Element boundary records
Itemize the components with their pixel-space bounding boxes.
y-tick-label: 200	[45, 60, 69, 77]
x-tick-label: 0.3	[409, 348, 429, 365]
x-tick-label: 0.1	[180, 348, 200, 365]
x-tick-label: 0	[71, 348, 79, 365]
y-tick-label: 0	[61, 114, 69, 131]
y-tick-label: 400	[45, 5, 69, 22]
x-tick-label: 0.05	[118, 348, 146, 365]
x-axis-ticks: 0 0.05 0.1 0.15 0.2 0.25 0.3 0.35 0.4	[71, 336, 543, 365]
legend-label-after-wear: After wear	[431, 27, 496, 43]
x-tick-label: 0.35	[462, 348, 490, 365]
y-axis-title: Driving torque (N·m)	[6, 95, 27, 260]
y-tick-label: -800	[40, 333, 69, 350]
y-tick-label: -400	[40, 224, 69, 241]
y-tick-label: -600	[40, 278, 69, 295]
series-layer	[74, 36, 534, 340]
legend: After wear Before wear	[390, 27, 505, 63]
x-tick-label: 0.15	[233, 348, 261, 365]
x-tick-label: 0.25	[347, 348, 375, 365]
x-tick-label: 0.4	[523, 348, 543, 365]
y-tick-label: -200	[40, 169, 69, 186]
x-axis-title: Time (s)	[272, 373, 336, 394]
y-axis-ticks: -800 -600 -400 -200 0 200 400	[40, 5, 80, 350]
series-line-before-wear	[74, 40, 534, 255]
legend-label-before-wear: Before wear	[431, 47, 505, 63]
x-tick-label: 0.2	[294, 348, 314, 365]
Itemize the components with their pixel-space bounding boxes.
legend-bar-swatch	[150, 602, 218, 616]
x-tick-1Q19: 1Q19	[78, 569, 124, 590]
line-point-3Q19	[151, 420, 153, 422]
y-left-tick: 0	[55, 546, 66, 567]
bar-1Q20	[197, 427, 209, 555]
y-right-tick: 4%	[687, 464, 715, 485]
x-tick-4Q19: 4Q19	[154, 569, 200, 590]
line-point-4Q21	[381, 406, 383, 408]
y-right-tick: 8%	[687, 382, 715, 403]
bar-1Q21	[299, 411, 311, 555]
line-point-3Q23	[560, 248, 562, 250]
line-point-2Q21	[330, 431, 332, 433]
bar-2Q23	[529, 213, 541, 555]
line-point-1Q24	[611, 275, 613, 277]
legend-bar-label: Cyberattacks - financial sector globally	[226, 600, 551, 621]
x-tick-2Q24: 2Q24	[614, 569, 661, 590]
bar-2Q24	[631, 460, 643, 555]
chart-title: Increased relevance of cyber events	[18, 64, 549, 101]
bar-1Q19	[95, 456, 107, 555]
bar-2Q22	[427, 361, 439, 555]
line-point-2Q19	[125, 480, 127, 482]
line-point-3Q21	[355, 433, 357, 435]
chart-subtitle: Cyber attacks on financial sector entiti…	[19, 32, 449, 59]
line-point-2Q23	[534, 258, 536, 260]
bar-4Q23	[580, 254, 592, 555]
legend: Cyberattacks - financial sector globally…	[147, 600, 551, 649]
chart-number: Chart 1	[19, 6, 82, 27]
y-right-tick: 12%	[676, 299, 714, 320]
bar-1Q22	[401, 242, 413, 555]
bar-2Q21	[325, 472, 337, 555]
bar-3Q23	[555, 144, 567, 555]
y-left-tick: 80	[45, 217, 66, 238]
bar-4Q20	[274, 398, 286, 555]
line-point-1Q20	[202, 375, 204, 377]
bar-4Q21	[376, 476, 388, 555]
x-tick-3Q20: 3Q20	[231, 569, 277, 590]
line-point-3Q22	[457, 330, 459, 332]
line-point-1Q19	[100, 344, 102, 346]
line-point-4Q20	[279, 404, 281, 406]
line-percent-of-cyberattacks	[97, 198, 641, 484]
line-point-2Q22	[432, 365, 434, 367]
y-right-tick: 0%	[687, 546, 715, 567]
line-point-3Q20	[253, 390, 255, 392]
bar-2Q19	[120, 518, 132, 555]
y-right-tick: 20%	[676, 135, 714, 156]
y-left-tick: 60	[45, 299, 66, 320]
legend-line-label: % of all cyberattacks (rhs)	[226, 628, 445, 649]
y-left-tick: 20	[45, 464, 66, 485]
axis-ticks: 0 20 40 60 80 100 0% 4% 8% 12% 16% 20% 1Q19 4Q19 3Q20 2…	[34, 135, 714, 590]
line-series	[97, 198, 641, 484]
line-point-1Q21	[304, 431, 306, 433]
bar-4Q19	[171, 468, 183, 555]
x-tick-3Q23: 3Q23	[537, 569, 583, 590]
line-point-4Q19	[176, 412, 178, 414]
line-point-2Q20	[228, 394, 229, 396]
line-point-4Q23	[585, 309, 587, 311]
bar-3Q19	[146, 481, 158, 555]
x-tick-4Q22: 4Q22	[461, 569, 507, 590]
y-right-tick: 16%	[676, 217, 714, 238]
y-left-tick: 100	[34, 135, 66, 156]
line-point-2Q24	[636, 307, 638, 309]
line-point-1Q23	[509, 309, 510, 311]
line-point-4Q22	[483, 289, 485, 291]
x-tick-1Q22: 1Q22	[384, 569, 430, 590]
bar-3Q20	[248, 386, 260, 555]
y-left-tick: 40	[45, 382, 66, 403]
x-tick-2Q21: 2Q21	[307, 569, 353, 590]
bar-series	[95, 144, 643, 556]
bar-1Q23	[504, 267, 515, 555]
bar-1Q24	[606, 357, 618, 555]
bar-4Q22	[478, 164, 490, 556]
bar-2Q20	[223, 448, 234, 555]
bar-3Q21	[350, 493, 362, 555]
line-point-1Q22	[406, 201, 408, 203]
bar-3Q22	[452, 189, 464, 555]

**Written problem**
Please reproduce every line of the listing above verbatim, from first to last.

**Written answer**
Itemize the components with their pixel-space bounding boxes.
y-tick-label: 200	[45, 60, 69, 77]
x-tick-label: 0.3	[409, 348, 429, 365]
x-tick-label: 0.1	[180, 348, 200, 365]
x-tick-label: 0	[71, 348, 79, 365]
y-tick-label: 0	[61, 114, 69, 131]
y-tick-label: 400	[45, 5, 69, 22]
x-tick-label: 0.05	[118, 348, 146, 365]
x-axis-ticks: 0 0.05 0.1 0.15 0.2 0.25 0.3 0.35 0.4	[71, 336, 543, 365]
legend-label-after-wear: After wear	[431, 27, 496, 43]
x-tick-label: 0.35	[462, 348, 490, 365]
y-axis-title: Driving torque (N·m)	[6, 95, 27, 260]
y-tick-label: -800	[40, 333, 69, 350]
y-tick-label: -400	[40, 224, 69, 241]
y-tick-label: -600	[40, 278, 69, 295]
series-layer	[74, 36, 534, 340]
legend: After wear Before wear	[390, 27, 505, 63]
x-tick-label: 0.15	[233, 348, 261, 365]
x-tick-label: 0.25	[347, 348, 375, 365]
x-tick-label: 0.4	[523, 348, 543, 365]
y-tick-label: -200	[40, 169, 69, 186]
x-axis-title: Time (s)	[272, 373, 336, 394]
y-axis-ticks: -800 -600 -400 -200 0 200 400	[40, 5, 80, 350]
series-line-before-wear	[74, 40, 534, 255]
legend-label-before-wear: Before wear	[431, 47, 505, 63]
x-tick-label: 0.2	[294, 348, 314, 365]
Itemize the components with their pixel-space bounding boxes.
legend-bar-swatch	[150, 602, 218, 616]
x-tick-1Q19: 1Q19	[78, 569, 124, 590]
line-point-3Q19	[151, 420, 153, 422]
y-left-tick: 0	[55, 546, 66, 567]
bar-1Q20	[197, 427, 209, 555]
y-right-tick: 4%	[687, 464, 715, 485]
x-tick-4Q19: 4Q19	[154, 569, 200, 590]
line-point-4Q21	[381, 406, 383, 408]
y-right-tick: 8%	[687, 382, 715, 403]
bar-1Q21	[299, 411, 311, 555]
line-point-3Q23	[560, 248, 562, 250]
line-point-2Q21	[330, 431, 332, 433]
bar-2Q23	[529, 213, 541, 555]
line-point-1Q24	[611, 275, 613, 277]
legend-bar-label: Cyberattacks - financial sector globally	[226, 600, 551, 621]
x-tick-2Q24: 2Q24	[614, 569, 661, 590]
bar-2Q24	[631, 460, 643, 555]
chart-title: Increased relevance of cyber events	[18, 64, 549, 101]
bar-1Q19	[95, 456, 107, 555]
bar-2Q22	[427, 361, 439, 555]
line-point-2Q19	[125, 480, 127, 482]
line-point-3Q21	[355, 433, 357, 435]
chart-subtitle: Cyber attacks on financial sector entiti…	[19, 32, 449, 59]
line-point-2Q23	[534, 258, 536, 260]
bar-4Q23	[580, 254, 592, 555]
legend: Cyberattacks - financial sector globally…	[147, 600, 551, 649]
chart-number: Chart 1	[19, 6, 82, 27]
y-right-tick: 12%	[676, 299, 714, 320]
bar-1Q22	[401, 242, 413, 555]
bar-2Q21	[325, 472, 337, 555]
bar-3Q23	[555, 144, 567, 555]
y-left-tick: 80	[45, 217, 66, 238]
bar-4Q20	[274, 398, 286, 555]
line-point-1Q20	[202, 375, 204, 377]
bar-4Q21	[376, 476, 388, 555]
x-tick-3Q20: 3Q20	[231, 569, 277, 590]
line-point-3Q22	[457, 330, 459, 332]
line-point-1Q19	[100, 344, 102, 346]
line-point-4Q20	[279, 404, 281, 406]
line-percent-of-cyberattacks	[97, 198, 641, 484]
line-point-2Q22	[432, 365, 434, 367]
y-right-tick: 0%	[687, 546, 715, 567]
line-point-3Q20	[253, 390, 255, 392]
bar-2Q19	[120, 518, 132, 555]
y-right-tick: 20%	[676, 135, 714, 156]
y-left-tick: 60	[45, 299, 66, 320]
legend-line-label: % of all cyberattacks (rhs)	[226, 628, 445, 649]
y-left-tick: 20	[45, 464, 66, 485]
axis-ticks: 0 20 40 60 80 100 0% 4% 8% 12% 16% 20% 1Q19 4Q19 3Q20 2…	[34, 135, 714, 590]
line-series	[97, 198, 641, 484]
line-point-1Q21	[304, 431, 306, 433]
bar-4Q19	[171, 468, 183, 555]
x-tick-3Q23: 3Q23	[537, 569, 583, 590]
line-point-4Q19	[176, 412, 178, 414]
line-point-2Q20	[228, 394, 229, 396]
line-point-4Q23	[585, 309, 587, 311]
bar-3Q19	[146, 481, 158, 555]
x-tick-4Q22: 4Q22	[461, 569, 507, 590]
y-right-tick: 16%	[676, 217, 714, 238]
y-left-tick: 100	[34, 135, 66, 156]
line-point-2Q24	[636, 307, 638, 309]
line-point-1Q23	[509, 309, 510, 311]
line-point-4Q22	[483, 289, 485, 291]
x-tick-1Q22: 1Q22	[384, 569, 430, 590]
bar-3Q20	[248, 386, 260, 555]
y-left-tick: 40	[45, 382, 66, 403]
x-tick-2Q21: 2Q21	[307, 569, 353, 590]
bar-series	[95, 144, 643, 556]
bar-1Q23	[504, 267, 515, 555]
bar-1Q24	[606, 357, 618, 555]
bar-4Q22	[478, 164, 490, 556]
bar-2Q20	[223, 448, 234, 555]
bar-3Q21	[350, 493, 362, 555]
line-point-1Q22	[406, 201, 408, 203]
bar-3Q22	[452, 189, 464, 555]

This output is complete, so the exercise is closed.